- _Exercise details_: Beneath this sentence is a listing. Return its lines from the one containing "Serialize everything readable" through the last, exactly, and omit the pictures.

# Supplied material start

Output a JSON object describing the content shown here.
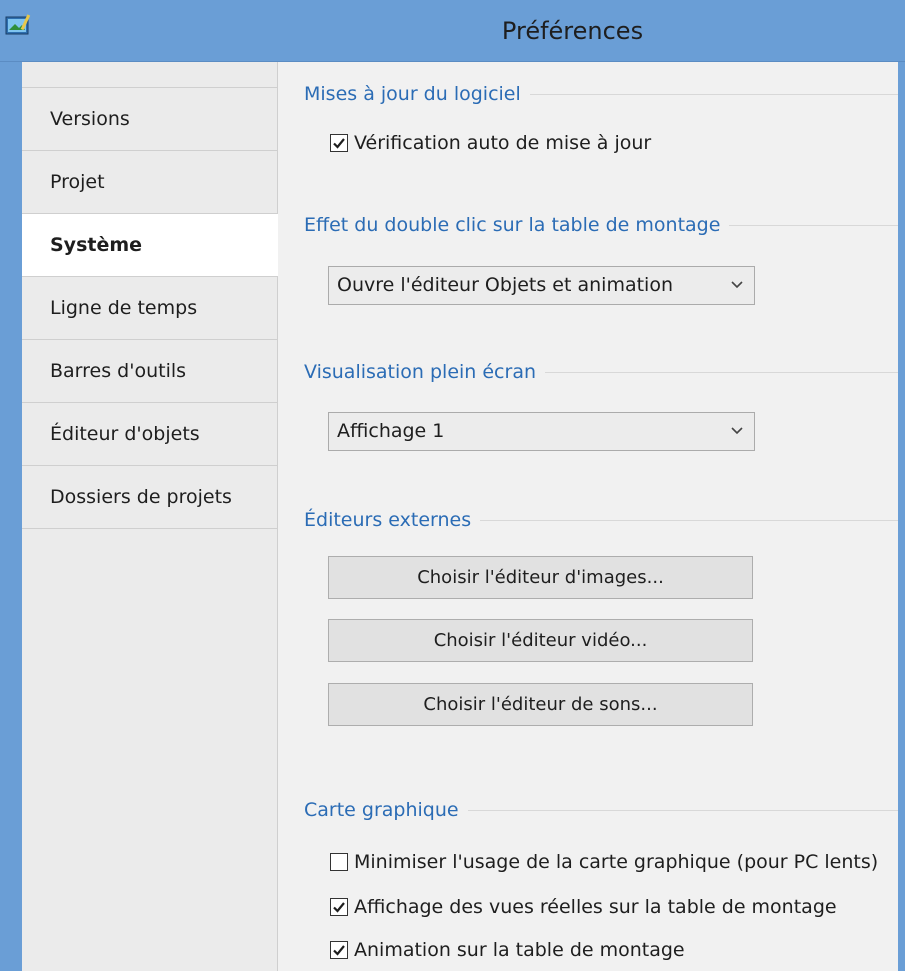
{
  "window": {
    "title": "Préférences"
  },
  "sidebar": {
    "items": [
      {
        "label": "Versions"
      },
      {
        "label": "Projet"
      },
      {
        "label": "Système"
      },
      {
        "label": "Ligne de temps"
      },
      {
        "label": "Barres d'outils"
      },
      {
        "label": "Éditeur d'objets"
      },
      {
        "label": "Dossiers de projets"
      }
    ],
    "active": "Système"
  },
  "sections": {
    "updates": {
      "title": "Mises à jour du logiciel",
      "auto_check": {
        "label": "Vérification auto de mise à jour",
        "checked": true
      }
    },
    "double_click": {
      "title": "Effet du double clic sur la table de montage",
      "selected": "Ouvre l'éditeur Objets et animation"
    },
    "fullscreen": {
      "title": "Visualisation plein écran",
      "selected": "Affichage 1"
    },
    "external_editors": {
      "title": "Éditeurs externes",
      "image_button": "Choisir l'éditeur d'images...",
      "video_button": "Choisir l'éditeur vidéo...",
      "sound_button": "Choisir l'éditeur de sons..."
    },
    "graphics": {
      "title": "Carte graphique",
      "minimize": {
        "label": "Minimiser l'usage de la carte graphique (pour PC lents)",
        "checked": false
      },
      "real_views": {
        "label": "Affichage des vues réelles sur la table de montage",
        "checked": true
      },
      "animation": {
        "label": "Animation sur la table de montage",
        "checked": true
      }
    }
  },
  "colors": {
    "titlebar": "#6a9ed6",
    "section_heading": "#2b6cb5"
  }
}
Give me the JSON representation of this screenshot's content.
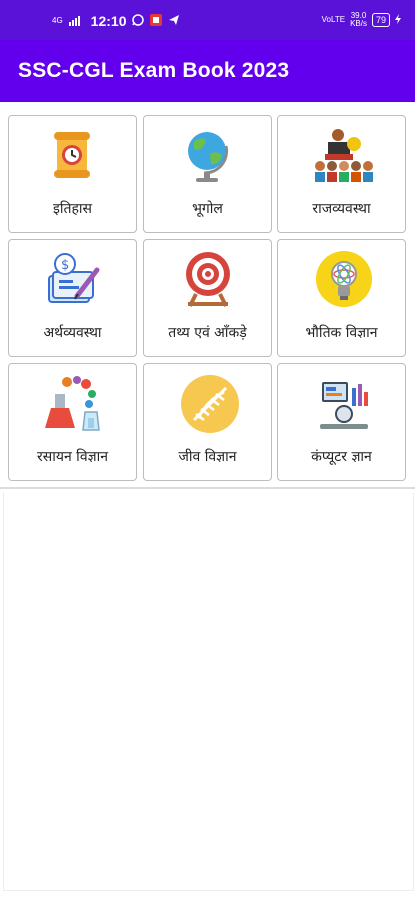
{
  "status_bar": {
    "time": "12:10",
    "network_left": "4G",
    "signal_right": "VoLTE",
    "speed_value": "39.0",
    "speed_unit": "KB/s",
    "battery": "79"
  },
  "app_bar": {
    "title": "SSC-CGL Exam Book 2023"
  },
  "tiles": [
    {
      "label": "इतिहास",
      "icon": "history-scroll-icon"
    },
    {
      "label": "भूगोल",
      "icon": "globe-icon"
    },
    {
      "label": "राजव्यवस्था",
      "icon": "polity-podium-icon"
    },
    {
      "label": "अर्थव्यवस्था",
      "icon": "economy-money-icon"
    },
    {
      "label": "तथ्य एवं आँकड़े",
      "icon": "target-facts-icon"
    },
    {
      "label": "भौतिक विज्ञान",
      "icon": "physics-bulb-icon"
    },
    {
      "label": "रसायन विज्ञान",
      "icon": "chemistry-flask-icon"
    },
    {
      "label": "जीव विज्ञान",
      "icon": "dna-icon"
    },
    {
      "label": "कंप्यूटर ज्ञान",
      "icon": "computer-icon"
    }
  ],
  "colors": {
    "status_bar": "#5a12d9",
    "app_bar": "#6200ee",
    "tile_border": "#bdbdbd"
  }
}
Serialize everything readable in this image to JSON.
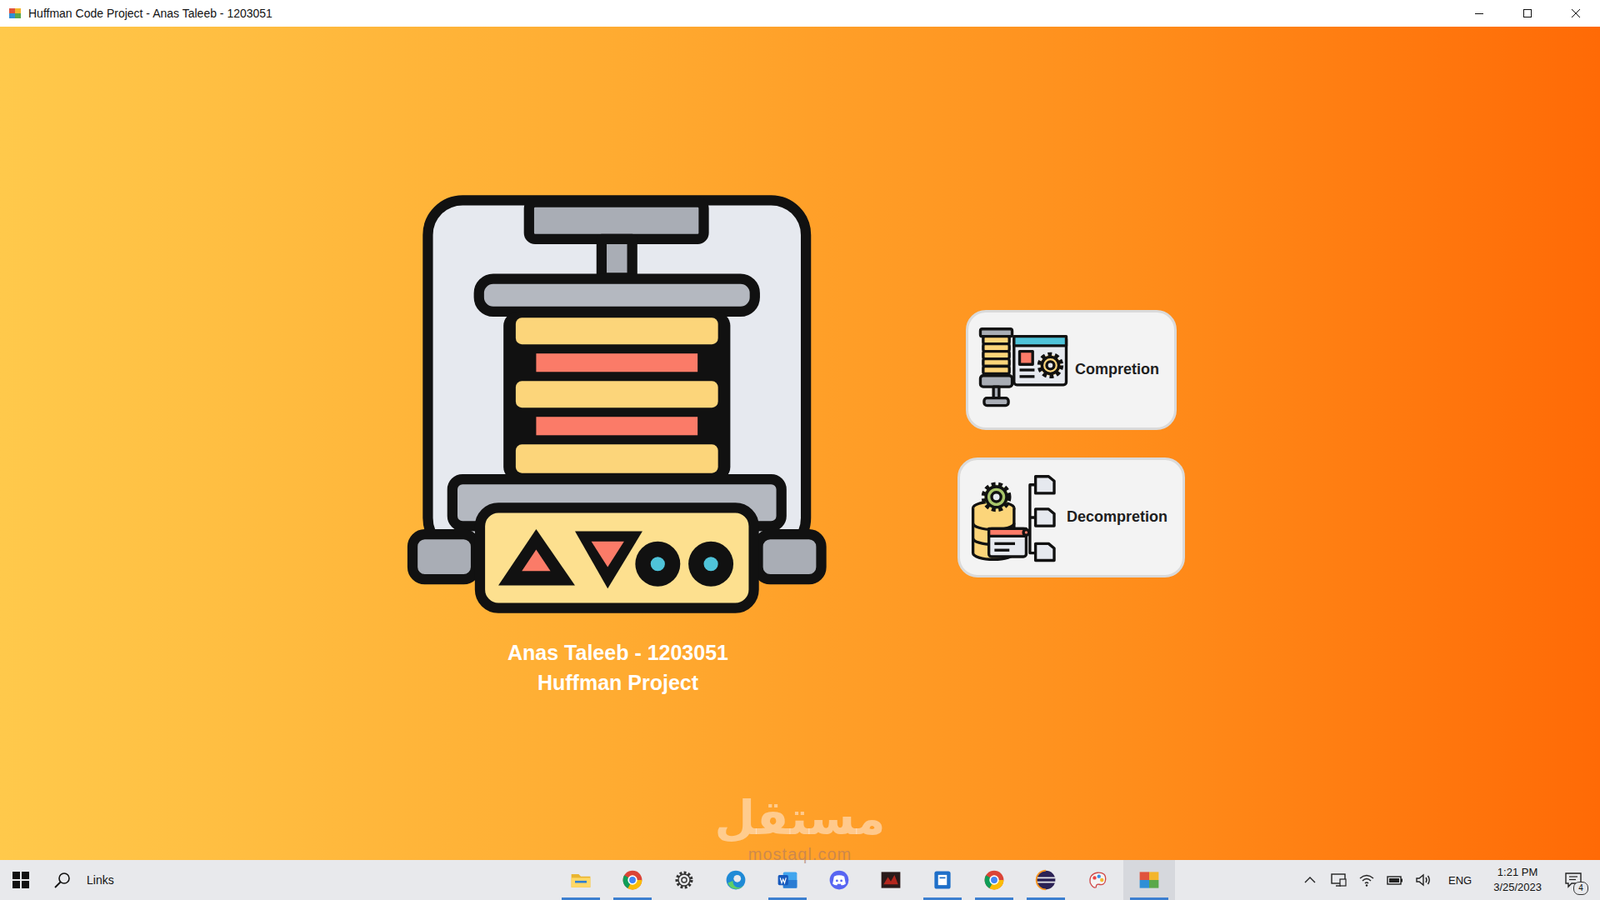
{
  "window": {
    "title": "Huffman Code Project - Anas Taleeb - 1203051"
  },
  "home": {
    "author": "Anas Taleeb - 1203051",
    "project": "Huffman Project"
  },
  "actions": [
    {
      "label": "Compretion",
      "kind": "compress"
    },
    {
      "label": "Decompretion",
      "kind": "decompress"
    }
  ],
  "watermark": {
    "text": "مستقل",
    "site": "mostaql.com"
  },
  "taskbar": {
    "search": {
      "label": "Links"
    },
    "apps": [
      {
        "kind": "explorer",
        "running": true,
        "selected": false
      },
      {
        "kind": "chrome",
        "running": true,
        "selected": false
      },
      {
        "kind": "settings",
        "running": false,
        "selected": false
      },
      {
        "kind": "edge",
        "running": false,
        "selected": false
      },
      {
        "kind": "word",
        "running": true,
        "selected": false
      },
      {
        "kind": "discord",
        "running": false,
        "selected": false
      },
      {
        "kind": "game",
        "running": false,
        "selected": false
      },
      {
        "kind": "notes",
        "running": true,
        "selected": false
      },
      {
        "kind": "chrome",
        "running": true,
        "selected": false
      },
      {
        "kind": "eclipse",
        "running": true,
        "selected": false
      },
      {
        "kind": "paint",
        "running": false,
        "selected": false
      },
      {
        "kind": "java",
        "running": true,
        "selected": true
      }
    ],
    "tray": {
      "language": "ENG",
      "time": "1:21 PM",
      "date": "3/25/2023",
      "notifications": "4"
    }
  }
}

# Supplied material end

- _Reply_:
Serialize everything readable in this image to JSON.
{
  "window": {
    "title": "Huffman Code Project - Anas Taleeb - 1203051"
  },
  "home": {
    "author": "Anas Taleeb - 1203051",
    "project": "Huffman Project"
  },
  "actions": [
    {
      "label": "Compretion",
      "kind": "compress"
    },
    {
      "label": "Decompretion",
      "kind": "decompress"
    }
  ],
  "watermark": {
    "text": "مستقل",
    "site": "mostaql.com"
  },
  "taskbar": {
    "search": {
      "label": "Links"
    },
    "apps": [
      {
        "kind": "explorer",
        "running": true,
        "selected": false
      },
      {
        "kind": "chrome",
        "running": true,
        "selected": false
      },
      {
        "kind": "settings",
        "running": false,
        "selected": false
      },
      {
        "kind": "edge",
        "running": false,
        "selected": false
      },
      {
        "kind": "word",
        "running": true,
        "selected": false
      },
      {
        "kind": "discord",
        "running": false,
        "selected": false
      },
      {
        "kind": "game",
        "running": false,
        "selected": false
      },
      {
        "kind": "notes",
        "running": true,
        "selected": false
      },
      {
        "kind": "chrome",
        "running": true,
        "selected": false
      },
      {
        "kind": "eclipse",
        "running": true,
        "selected": false
      },
      {
        "kind": "paint",
        "running": false,
        "selected": false
      },
      {
        "kind": "java",
        "running": true,
        "selected": true
      }
    ],
    "tray": {
      "language": "ENG",
      "time": "1:21 PM",
      "date": "3/25/2023",
      "notifications": "4"
    }
  }
}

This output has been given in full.